Reproduce verbatim the items from the start through the line that contains "- node-label-a: A: [144, 263, 165, 294]", including that line.

======== Material for this exercise

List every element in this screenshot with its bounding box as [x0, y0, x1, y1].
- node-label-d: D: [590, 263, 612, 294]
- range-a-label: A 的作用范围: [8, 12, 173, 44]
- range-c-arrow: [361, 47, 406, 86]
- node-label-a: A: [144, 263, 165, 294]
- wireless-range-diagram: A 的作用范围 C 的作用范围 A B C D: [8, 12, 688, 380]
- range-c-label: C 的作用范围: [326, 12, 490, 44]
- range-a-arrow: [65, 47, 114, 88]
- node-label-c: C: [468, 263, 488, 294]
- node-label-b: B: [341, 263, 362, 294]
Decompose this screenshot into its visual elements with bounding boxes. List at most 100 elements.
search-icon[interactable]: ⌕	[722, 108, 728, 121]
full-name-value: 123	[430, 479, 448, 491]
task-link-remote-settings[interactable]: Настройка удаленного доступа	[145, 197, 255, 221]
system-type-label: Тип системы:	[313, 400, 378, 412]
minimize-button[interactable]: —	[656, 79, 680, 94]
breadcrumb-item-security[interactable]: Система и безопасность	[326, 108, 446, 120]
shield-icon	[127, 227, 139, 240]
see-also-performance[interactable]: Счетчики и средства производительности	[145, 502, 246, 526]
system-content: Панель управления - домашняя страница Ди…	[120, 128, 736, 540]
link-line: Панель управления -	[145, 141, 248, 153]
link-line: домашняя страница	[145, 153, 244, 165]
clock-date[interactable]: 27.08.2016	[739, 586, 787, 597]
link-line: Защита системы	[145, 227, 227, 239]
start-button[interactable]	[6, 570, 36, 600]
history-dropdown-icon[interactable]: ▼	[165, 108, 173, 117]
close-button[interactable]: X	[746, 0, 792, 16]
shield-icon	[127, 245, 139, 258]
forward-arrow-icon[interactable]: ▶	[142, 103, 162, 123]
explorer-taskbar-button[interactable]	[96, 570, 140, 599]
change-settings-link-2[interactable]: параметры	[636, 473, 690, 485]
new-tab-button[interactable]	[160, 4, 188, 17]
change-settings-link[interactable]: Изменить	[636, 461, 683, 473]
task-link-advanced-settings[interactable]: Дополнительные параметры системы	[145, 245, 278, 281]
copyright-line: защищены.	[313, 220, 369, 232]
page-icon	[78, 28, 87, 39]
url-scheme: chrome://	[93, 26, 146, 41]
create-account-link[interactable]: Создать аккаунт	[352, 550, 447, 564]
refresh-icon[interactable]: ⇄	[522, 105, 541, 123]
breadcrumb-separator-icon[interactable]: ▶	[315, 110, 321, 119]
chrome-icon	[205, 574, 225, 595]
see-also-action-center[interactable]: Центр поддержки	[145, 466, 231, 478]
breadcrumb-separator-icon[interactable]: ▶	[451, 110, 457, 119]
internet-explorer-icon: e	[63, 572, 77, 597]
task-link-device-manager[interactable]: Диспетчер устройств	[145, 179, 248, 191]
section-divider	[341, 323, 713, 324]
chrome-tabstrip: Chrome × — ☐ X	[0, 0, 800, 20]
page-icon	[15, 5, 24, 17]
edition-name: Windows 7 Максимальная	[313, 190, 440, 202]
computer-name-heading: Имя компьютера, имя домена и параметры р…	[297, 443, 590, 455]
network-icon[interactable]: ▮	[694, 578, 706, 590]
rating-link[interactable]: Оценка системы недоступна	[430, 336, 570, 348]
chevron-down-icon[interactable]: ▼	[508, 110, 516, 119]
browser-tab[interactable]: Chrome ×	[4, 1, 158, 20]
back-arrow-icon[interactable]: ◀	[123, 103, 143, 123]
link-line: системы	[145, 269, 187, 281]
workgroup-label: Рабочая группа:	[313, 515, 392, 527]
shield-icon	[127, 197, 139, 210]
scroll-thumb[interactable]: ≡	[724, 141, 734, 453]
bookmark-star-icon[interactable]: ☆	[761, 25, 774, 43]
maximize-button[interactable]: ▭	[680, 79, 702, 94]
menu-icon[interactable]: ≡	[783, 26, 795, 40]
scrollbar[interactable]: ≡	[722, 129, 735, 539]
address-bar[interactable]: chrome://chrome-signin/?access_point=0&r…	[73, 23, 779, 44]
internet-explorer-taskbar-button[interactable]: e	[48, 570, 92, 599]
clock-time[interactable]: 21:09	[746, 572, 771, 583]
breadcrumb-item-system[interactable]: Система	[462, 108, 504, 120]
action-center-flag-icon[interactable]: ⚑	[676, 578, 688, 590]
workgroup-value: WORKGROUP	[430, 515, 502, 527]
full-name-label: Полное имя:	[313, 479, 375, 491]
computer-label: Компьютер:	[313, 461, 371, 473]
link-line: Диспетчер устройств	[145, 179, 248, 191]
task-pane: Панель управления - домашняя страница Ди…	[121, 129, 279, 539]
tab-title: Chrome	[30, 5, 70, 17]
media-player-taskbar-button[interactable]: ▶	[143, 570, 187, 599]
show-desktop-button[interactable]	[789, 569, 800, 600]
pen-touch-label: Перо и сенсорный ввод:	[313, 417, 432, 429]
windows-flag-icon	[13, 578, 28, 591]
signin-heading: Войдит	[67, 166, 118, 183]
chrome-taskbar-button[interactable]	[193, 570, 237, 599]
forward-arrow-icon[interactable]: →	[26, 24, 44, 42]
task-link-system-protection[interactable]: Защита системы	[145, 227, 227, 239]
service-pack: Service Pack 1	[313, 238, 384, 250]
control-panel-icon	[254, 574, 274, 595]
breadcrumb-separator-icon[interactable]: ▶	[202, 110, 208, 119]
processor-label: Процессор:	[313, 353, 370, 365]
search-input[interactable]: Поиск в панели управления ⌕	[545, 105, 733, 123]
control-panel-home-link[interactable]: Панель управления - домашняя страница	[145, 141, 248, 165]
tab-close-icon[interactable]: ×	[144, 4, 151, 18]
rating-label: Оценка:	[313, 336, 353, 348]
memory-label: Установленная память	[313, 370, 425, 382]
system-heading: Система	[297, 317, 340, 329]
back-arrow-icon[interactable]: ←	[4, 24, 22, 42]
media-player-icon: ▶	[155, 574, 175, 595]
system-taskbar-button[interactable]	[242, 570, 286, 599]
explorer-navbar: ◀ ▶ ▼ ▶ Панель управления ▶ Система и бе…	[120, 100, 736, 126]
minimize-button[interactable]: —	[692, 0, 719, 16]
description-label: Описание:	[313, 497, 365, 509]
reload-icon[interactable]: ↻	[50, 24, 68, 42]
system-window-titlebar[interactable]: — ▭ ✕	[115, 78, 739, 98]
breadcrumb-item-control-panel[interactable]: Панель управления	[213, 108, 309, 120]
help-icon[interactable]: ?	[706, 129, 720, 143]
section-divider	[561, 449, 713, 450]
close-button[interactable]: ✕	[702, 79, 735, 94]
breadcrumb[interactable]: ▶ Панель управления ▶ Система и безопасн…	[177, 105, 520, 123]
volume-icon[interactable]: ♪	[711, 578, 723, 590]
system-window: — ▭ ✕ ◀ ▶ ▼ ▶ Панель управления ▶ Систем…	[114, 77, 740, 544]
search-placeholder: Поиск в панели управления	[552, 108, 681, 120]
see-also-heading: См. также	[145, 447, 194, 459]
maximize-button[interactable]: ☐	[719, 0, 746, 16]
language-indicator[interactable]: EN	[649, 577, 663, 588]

================

• [The result]:
List every element in this screenshot with its bounding box as [x0, y0, x1, y1].
- node-label-d: D: [590, 263, 612, 294]
- range-a-label: A 的作用范围: [8, 12, 173, 44]
- range-c-arrow: [361, 47, 406, 86]
- node-label-a: A: [144, 263, 165, 294]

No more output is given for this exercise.